- _DATA ENTRIES_

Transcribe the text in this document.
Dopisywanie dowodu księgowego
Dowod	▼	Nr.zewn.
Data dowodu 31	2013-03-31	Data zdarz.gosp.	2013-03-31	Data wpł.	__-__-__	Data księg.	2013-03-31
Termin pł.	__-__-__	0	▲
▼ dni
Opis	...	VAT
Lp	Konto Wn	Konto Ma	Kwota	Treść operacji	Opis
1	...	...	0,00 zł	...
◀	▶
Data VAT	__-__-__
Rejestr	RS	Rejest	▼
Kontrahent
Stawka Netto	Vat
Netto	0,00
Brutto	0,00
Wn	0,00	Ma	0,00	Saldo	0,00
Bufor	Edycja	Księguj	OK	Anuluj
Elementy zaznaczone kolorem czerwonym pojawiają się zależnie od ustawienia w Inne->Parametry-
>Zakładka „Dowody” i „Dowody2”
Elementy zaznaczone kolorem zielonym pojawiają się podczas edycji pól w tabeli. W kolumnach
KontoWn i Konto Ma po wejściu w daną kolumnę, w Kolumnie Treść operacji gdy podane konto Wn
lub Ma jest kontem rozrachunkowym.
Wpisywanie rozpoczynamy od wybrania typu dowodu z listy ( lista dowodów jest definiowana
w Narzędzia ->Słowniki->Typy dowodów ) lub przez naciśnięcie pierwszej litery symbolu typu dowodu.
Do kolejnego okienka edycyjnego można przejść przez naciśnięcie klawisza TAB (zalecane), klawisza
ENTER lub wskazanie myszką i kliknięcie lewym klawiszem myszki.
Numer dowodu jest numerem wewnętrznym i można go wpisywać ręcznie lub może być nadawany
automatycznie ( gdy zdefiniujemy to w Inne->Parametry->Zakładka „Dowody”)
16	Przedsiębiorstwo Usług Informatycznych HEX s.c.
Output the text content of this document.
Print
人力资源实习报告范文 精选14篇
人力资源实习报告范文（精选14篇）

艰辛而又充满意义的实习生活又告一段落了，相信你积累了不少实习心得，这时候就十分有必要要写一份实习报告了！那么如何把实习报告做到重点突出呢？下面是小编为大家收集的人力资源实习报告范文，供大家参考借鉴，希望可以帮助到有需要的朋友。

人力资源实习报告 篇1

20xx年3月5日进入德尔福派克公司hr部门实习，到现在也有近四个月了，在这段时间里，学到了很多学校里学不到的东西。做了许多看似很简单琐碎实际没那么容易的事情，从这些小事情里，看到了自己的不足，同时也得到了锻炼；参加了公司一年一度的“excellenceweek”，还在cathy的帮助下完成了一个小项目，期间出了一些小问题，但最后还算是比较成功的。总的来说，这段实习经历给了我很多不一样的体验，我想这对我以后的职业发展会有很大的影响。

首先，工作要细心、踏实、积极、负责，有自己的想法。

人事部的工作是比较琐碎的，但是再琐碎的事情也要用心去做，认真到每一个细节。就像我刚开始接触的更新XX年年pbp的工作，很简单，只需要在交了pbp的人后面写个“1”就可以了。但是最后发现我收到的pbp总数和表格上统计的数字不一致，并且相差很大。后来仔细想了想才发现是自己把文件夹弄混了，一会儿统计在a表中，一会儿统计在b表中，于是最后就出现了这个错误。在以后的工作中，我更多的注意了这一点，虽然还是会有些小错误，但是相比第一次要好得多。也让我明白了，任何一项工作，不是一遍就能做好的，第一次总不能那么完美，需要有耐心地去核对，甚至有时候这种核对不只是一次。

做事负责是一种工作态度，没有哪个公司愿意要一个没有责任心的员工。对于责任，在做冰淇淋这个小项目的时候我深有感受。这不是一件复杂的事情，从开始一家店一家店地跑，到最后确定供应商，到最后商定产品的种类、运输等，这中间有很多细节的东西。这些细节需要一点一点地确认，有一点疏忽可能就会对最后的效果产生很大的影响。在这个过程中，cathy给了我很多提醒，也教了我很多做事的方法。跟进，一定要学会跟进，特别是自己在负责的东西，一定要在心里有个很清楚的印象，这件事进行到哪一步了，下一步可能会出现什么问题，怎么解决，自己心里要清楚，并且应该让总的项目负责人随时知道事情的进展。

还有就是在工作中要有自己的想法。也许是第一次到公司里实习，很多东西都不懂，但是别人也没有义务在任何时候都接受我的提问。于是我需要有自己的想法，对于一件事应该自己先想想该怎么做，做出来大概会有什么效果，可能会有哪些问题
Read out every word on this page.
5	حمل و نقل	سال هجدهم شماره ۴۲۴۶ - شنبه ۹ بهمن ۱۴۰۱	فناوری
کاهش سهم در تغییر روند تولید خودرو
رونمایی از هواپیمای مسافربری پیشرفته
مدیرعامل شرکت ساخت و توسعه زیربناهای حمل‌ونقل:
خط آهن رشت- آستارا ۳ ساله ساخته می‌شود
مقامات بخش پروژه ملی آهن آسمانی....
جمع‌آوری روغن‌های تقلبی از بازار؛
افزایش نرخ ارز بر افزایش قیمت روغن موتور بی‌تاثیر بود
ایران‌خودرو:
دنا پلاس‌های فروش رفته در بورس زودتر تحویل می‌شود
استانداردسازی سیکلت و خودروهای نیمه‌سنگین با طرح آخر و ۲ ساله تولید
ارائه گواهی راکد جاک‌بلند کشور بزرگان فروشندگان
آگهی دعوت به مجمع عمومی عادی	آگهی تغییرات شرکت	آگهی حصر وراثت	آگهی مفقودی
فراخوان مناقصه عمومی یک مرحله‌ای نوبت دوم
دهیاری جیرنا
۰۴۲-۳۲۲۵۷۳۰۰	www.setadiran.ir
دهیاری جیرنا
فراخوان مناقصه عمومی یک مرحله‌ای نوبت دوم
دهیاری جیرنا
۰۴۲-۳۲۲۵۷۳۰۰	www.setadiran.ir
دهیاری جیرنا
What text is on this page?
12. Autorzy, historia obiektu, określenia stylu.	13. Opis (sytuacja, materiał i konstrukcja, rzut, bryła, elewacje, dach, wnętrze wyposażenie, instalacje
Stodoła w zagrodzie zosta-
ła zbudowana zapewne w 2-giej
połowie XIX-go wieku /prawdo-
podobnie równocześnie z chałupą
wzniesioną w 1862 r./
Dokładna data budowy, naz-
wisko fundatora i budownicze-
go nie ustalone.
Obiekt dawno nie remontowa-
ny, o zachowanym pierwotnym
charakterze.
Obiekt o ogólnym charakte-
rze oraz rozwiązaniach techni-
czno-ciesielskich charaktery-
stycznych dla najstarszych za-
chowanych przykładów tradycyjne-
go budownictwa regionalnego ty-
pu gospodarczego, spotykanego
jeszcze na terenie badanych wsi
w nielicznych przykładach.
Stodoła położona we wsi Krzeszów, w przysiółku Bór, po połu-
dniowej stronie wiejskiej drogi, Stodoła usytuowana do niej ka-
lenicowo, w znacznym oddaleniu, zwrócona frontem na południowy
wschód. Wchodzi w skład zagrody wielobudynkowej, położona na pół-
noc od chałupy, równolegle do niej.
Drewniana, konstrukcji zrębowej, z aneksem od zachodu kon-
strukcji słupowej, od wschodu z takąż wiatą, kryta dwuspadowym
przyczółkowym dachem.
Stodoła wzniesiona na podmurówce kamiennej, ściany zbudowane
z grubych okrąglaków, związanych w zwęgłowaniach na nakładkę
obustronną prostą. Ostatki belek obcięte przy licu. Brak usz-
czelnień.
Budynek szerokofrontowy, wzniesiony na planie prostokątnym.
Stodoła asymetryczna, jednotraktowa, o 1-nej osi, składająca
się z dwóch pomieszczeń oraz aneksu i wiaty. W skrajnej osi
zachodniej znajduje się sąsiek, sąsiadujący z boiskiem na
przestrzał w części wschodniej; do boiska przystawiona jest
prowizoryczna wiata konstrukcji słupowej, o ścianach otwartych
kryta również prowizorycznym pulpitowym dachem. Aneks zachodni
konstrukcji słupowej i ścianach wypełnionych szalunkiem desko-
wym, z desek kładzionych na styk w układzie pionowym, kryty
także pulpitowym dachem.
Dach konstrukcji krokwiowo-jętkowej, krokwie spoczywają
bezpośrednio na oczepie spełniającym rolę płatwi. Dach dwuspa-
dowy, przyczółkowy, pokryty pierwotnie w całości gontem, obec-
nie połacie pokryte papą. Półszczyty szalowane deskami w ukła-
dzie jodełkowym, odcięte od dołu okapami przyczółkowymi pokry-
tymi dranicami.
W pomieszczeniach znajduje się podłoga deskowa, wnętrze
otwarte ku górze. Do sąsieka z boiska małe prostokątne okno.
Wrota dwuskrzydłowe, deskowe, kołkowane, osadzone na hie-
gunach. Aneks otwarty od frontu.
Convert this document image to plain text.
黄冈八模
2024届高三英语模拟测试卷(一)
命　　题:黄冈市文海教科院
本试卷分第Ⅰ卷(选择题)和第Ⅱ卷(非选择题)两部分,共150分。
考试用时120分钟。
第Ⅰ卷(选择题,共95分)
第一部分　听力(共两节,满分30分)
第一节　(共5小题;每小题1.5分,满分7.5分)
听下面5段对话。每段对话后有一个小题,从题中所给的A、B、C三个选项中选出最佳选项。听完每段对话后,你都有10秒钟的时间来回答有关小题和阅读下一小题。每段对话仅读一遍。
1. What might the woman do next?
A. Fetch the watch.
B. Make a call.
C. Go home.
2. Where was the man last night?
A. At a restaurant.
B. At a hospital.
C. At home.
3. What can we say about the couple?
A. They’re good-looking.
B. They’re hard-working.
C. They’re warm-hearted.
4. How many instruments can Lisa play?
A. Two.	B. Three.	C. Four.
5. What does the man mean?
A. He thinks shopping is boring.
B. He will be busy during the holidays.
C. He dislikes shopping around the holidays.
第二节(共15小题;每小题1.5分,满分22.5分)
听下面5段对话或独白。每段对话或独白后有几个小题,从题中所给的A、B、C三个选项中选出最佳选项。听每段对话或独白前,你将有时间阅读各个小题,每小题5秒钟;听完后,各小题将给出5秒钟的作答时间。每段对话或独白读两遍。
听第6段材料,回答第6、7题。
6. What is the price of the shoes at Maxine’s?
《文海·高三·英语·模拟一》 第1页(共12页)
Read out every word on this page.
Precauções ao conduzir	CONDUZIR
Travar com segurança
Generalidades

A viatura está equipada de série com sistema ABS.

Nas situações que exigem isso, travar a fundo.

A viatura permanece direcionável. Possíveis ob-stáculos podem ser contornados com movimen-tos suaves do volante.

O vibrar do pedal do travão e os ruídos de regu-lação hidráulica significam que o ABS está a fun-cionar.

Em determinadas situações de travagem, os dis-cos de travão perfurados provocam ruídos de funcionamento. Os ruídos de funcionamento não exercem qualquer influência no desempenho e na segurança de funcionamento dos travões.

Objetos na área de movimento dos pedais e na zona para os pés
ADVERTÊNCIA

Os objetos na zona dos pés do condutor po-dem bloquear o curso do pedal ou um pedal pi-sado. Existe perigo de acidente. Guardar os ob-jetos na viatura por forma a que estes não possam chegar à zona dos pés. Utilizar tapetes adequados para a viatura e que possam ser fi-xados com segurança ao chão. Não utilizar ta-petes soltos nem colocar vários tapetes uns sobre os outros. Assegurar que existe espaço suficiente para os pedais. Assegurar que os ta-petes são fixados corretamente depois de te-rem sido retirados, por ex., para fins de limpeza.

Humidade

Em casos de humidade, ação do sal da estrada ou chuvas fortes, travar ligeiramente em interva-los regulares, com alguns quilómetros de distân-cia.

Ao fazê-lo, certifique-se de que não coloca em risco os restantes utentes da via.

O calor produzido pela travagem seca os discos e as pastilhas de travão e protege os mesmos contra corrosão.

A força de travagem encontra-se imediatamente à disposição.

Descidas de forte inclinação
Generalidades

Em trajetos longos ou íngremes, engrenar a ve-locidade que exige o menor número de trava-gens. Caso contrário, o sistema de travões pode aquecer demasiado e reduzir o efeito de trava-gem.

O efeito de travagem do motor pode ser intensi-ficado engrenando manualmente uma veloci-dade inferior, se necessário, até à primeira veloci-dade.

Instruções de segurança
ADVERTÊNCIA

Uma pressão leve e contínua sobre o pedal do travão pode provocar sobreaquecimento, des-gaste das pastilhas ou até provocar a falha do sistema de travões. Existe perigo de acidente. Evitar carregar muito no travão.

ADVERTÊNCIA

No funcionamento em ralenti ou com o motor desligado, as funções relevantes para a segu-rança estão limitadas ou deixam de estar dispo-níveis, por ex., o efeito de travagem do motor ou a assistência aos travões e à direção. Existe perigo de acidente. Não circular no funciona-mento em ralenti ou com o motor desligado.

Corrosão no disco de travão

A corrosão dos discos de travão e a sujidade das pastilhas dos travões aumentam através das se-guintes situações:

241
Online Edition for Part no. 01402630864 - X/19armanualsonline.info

- _THE EXERCISE_
Give the number of lines containing the word "pulpitowym". No other answer is needed.

- _THE RESULT_
2